Requirements
Copy out each line exactly as it appears.

Record excerpts

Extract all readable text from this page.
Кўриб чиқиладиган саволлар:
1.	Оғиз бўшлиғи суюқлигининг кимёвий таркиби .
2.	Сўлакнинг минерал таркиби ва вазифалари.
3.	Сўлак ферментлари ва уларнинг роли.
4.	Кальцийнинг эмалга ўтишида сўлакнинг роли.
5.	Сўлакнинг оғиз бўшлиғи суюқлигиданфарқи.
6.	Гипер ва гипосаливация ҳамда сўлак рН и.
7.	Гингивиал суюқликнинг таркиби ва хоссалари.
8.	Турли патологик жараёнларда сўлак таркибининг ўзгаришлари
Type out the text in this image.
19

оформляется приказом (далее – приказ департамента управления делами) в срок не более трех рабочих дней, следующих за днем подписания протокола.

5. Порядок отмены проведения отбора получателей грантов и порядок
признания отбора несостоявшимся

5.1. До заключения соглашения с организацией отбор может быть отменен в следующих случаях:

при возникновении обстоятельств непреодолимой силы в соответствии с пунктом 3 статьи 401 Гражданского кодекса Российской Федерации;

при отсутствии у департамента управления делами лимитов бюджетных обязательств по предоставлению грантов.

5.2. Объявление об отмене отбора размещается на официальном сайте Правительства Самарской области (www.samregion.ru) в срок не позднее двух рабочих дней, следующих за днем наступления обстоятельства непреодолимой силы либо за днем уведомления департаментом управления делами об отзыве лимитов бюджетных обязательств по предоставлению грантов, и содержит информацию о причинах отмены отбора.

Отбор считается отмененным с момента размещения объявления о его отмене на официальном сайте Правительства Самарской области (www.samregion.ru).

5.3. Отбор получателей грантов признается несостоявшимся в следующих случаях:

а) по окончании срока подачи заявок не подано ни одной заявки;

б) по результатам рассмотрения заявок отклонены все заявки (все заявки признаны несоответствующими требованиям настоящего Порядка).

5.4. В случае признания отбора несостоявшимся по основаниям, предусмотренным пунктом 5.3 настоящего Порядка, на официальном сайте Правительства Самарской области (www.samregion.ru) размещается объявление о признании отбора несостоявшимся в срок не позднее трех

Reply
Extract all readable text from this page.
Кўриб чиқиладиган саволлар:
1.	Оғиз бўшлиғи суюқлигининг кимёвий таркиби .
2.	Сўлакнинг минерал таркиби ва вазифалари.
3.	Сўлак ферментлари ва уларнинг роли.
4.	Кальцийнинг эмалга ўтишида сўлакнинг роли.
5.	Сўлакнинг оғиз бўшлиғи суюқлигиданфарқи.
6.	Гипер ва гипосаливация ҳамда сўлак рН и.
7.	Гингивиал суюқликнинг таркиби ва хоссалари.
8.	Турли патологик жараёнларда сўлак таркибининг ўзгаришлари
Type out the text in this image.
19

оформляется приказом (далее – приказ департамента управления делами) в срок не более трех рабочих дней, следующих за днем подписания протокола.

5. Порядок отмены проведения отбора получателей грантов и порядок
признания отбора несостоявшимся

5.1. До заключения соглашения с организацией отбор может быть отменен в следующих случаях:

при возникновении обстоятельств непреодолимой силы в соответствии с пунктом 3 статьи 401 Гражданского кодекса Российской Федерации;

при отсутствии у департамента управления делами лимитов бюджетных обязательств по предоставлению грантов.

5.2. Объявление об отмене отбора размещается на официальном сайте Правительства Самарской области (www.samregion.ru) в срок не позднее двух рабочих дней, следующих за днем наступления обстоятельства непреодолимой силы либо за днем уведомления департаментом управления делами об отзыве лимитов бюджетных обязательств по предоставлению грантов, и содержит информацию о причинах отмены отбора.

Отбор считается отмененным с момента размещения объявления о его отмене на официальном сайте Правительства Самарской области (www.samregion.ru).

5.3. Отбор получателей грантов признается несостоявшимся в следующих случаях:

а) по окончании срока подачи заявок не подано ни одной заявки;

б) по результатам рассмотрения заявок отклонены все заявки (все заявки признаны несоответствующими требованиям настоящего Порядка).

5.4. В случае признания отбора несостоявшимся по основаниям, предусмотренным пунктом 5.3 настоящего Порядка, на официальном сайте Правительства Самарской области (www.samregion.ru) размещается объявление о признании отбора несостоявшимся в срок не позднее трех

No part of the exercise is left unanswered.